SUPPLIED RECORDS:
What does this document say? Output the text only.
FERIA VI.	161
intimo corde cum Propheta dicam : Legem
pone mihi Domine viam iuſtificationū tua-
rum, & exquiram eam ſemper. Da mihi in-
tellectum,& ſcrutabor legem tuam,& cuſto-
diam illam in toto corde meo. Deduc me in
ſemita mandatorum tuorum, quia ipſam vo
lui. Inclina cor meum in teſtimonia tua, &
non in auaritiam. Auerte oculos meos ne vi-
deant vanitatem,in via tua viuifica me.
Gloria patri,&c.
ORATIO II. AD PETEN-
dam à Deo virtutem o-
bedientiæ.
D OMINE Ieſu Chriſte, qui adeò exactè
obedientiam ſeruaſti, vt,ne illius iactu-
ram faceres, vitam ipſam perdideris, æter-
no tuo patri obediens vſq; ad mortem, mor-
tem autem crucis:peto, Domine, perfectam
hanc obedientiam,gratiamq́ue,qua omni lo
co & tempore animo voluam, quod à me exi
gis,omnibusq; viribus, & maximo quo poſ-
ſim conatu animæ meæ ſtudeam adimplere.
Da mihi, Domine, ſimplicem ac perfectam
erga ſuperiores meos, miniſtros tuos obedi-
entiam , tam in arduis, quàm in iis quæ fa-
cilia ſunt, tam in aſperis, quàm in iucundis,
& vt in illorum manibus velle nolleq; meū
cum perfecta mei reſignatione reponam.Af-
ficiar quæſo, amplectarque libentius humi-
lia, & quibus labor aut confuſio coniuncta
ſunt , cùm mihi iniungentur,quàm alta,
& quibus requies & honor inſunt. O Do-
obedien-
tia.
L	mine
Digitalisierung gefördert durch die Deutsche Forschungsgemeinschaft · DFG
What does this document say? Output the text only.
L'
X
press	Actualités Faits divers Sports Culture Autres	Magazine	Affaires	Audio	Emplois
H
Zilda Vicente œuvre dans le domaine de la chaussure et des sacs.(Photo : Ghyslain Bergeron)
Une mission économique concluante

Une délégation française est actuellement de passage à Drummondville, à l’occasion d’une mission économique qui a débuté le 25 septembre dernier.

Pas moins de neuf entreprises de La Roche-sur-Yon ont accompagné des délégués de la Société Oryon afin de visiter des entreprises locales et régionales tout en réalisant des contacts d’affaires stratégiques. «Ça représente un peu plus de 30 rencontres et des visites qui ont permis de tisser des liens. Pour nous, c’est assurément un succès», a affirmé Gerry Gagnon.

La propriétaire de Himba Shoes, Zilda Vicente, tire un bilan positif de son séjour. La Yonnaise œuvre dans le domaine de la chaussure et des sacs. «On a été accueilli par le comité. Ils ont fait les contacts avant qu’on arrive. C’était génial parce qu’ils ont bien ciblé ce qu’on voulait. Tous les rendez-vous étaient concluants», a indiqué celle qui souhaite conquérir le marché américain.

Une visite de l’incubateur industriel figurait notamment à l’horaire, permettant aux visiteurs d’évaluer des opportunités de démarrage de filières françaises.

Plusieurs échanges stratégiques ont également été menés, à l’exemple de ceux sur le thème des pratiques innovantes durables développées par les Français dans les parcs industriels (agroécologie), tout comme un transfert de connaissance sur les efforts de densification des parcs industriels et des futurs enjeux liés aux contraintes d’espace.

EXERCISE INSTRUCTIONS: Give the entries again in full, exactly as they are written.

ANSWER TO THIS EXERCISE:
What does this document say? Output the text only.
FERIA VI.	161
intimo corde cum Propheta dicam : Legem
pone mihi Domine viam iuſtificationū tua-
rum, & exquiram eam ſemper. Da mihi in-
tellectum,& ſcrutabor legem tuam,& cuſto-
diam illam in toto corde meo. Deduc me in
ſemita mandatorum tuorum, quia ipſam vo
lui. Inclina cor meum in teſtimonia tua, &
non in auaritiam. Auerte oculos meos ne vi-
deant vanitatem,in via tua viuifica me.
Gloria patri,&c.
ORATIO II. AD PETEN-
dam à Deo virtutem o-
bedientiæ.
D OMINE Ieſu Chriſte, qui adeò exactè
obedientiam ſeruaſti, vt,ne illius iactu-
ram faceres, vitam ipſam perdideris, æter-
no tuo patri obediens vſq; ad mortem, mor-
tem autem crucis:peto, Domine, perfectam
hanc obedientiam,gratiamq́ue,qua omni lo
co & tempore animo voluam, quod à me exi
gis,omnibusq; viribus, & maximo quo poſ-
ſim conatu animæ meæ ſtudeam adimplere.
Da mihi, Domine, ſimplicem ac perfectam
erga ſuperiores meos, miniſtros tuos obedi-
entiam , tam in arduis, quàm in iis quæ fa-
cilia ſunt, tam in aſperis, quàm in iucundis,
& vt in illorum manibus velle nolleq; meū
cum perfecta mei reſignatione reponam.Af-
ficiar quæſo, amplectarque libentius humi-
lia, & quibus labor aut confuſio coniuncta
ſunt , cùm mihi iniungentur,quàm alta,
& quibus requies & honor inſunt. O Do-
obedien-
tia.
L	mine
Digitalisierung gefördert durch die Deutsche Forschungsgemeinschaft · DFG
What does this document say? Output the text only.
L'
X
press	Actualités Faits divers Sports Culture Autres	Magazine	Affaires	Audio	Emplois
H
Zilda Vicente œuvre dans le domaine de la chaussure et des sacs.(Photo : Ghyslain Bergeron)
Une mission économique concluante

Une délégation française est actuellement de passage à Drummondville, à l’occasion d’une mission économique qui a débuté le 25 septembre dernier.

Pas moins de neuf entreprises de La Roche-sur-Yon ont accompagné des délégués de la Société Oryon afin de visiter des entreprises locales et régionales tout en réalisant des contacts d’affaires stratégiques. «Ça représente un peu plus de 30 rencontres et des visites qui ont permis de tisser des liens. Pour nous, c’est assurément un succès», a affirmé Gerry Gagnon.

La propriétaire de Himba Shoes, Zilda Vicente, tire un bilan positif de son séjour. La Yonnaise œuvre dans le domaine de la chaussure et des sacs. «On a été accueilli par le comité. Ils ont fait les contacts avant qu’on arrive. C’était génial parce qu’ils ont bien ciblé ce qu’on voulait. Tous les rendez-vous étaient concluants», a indiqué celle qui souhaite conquérir le marché américain.

Une visite de l’incubateur industriel figurait notamment à l’horaire, permettant aux visiteurs d’évaluer des opportunités de démarrage de filières françaises.

Plusieurs échanges stratégiques ont également été menés, à l’exemple de ceux sur le thème des pratiques innovantes durables développées par les Français dans les parcs industriels (agroécologie), tout comme un transfert de connaissance sur les efforts de densification des parcs industriels et des futurs enjeux liés aux contraintes d’espace.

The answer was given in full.